▶ _Instructions for the task_:
Leave out the pictures; transcribe all else exactly.

▶ _Data supplied_:
· · · ·
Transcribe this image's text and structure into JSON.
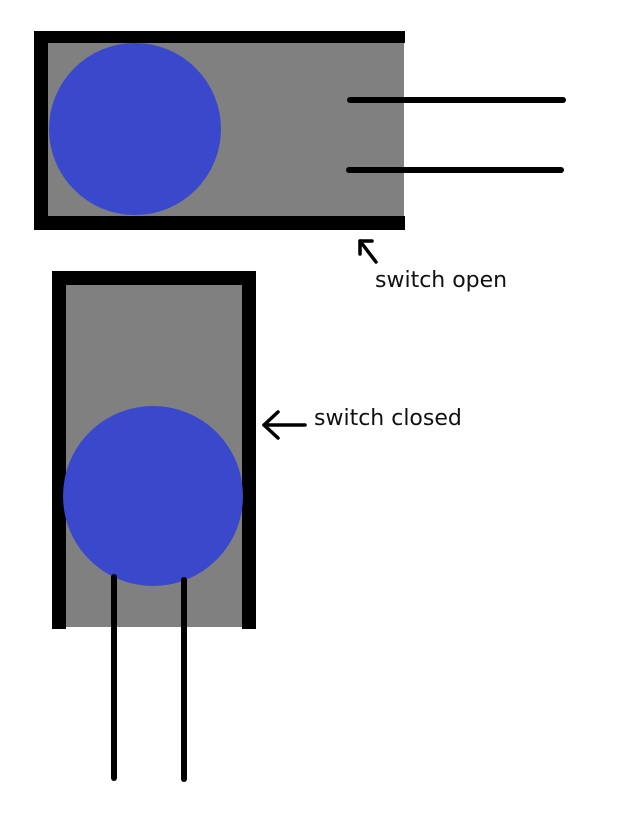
{
  "labels": {
    "switch_open": "switch open",
    "switch_closed": "switch closed"
  },
  "colors": {
    "background": "#ffffff",
    "housing_fill": "#808080",
    "outline": "#000000",
    "ball": "#3a48cc"
  }
}
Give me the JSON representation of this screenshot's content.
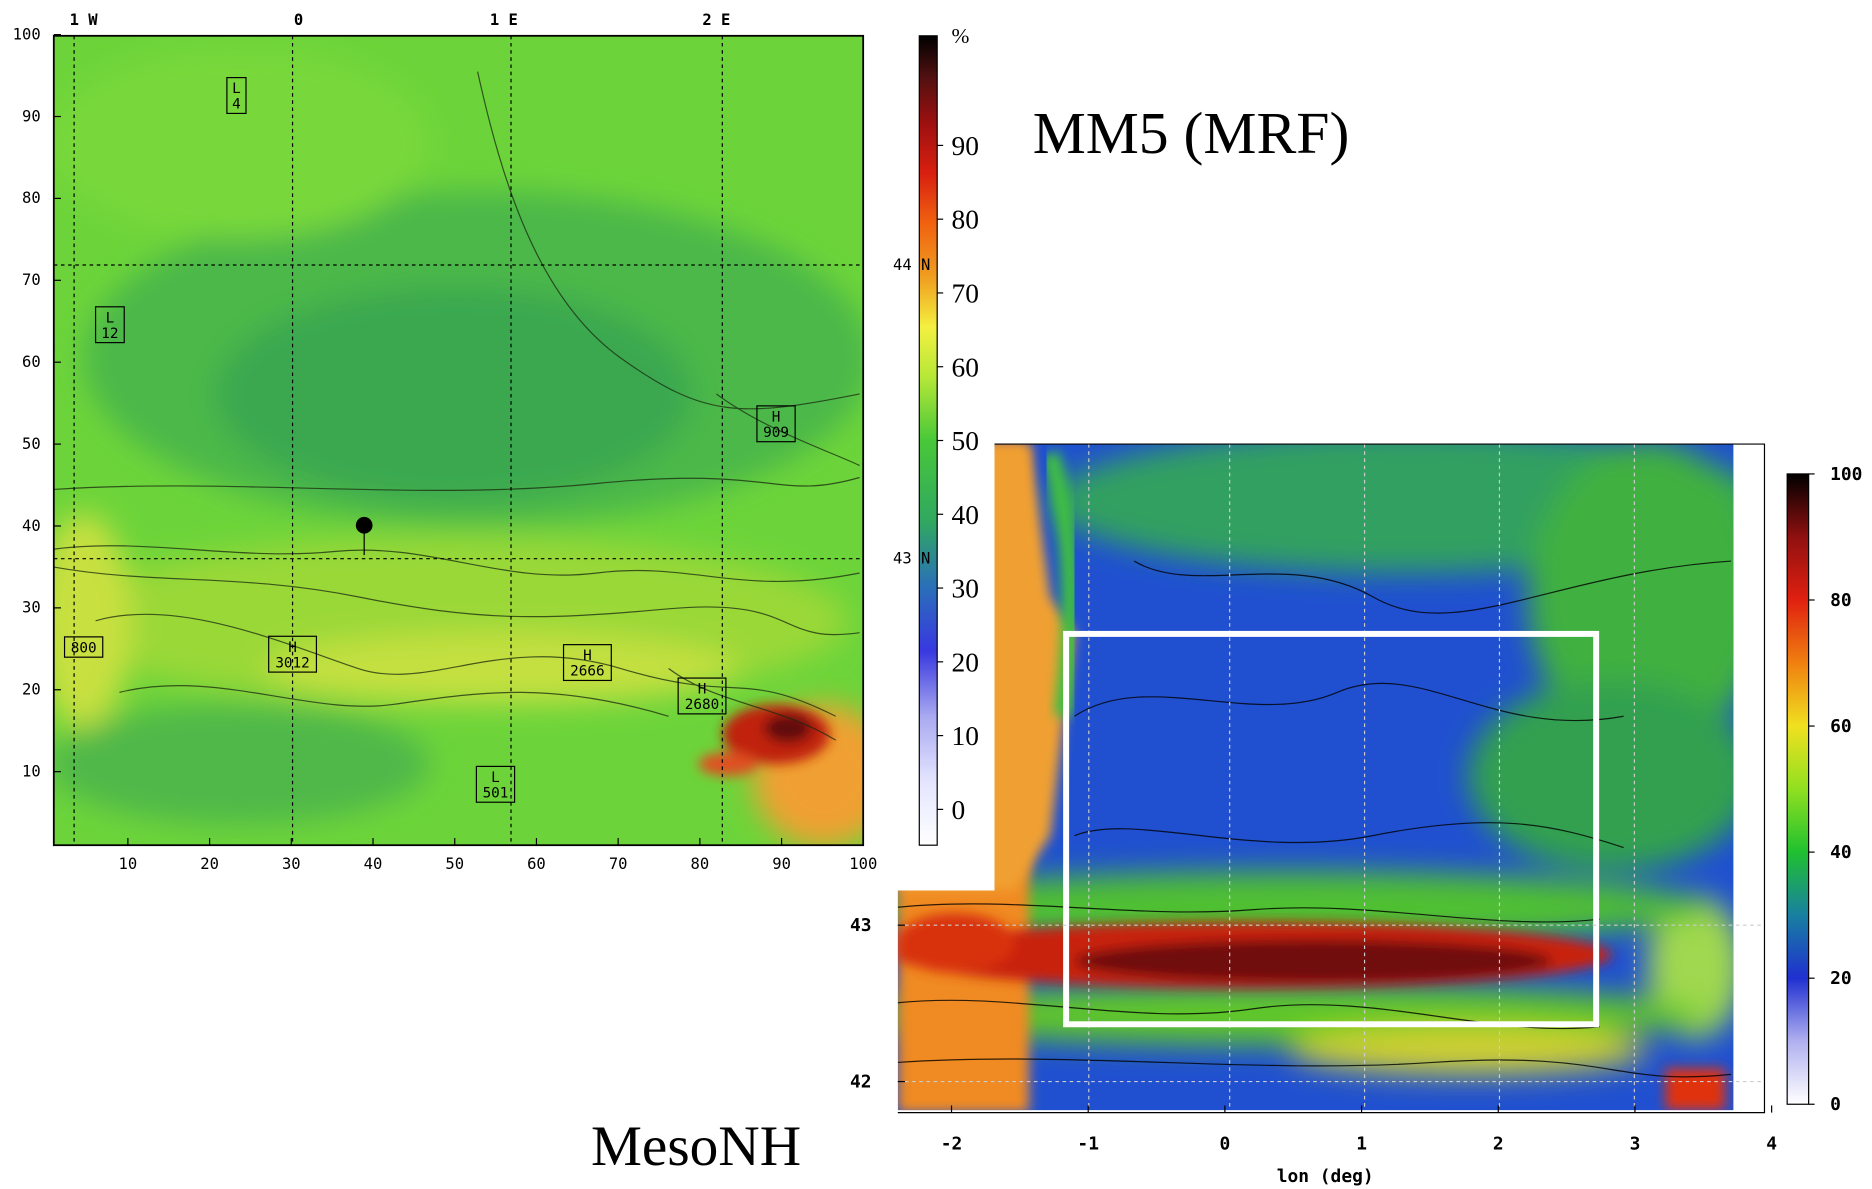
· · · ·
▶ _Result below_:
Transcribe this image's text and structure into JSON.
{
  "labels": {
    "switch_open": "switch open",
    "switch_closed": "switch closed"
  },
  "colors": {
    "background": "#ffffff",
    "housing_fill": "#808080",
    "outline": "#000000",
    "ball": "#3a48cc"
  }
}
Give me the JSON representation of this screenshot's content.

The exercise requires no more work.